* Your assignment:
Which lines of the data below hold "flera"? Copy each of them.

* The data:
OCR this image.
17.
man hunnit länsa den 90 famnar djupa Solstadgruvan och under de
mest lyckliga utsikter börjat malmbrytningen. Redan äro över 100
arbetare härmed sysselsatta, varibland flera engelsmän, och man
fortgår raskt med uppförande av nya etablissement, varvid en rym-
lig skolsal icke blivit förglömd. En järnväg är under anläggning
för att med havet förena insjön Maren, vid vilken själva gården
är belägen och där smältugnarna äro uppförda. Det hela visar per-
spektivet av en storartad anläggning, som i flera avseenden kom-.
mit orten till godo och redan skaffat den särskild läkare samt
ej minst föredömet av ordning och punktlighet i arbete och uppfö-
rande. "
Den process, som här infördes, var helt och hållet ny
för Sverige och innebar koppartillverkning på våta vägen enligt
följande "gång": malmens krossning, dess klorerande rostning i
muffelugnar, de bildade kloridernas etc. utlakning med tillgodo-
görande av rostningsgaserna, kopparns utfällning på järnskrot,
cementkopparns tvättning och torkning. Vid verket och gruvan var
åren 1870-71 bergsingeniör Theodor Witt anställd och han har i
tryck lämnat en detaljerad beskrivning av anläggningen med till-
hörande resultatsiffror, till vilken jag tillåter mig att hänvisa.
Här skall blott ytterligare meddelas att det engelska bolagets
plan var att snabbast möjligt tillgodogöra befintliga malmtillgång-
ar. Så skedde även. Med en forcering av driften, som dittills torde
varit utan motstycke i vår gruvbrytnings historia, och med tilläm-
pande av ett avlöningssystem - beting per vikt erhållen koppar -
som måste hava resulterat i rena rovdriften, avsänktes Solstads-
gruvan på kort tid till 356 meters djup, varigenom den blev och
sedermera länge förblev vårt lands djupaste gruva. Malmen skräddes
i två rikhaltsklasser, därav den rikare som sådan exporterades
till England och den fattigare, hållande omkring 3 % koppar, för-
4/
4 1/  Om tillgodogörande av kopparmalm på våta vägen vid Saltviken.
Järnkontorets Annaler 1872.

* Result below:
arbetare härmed sysselsatta, varibland flera engelsmän, och man
spektivet av en storartad anläggning, som i flera avseenden kom-.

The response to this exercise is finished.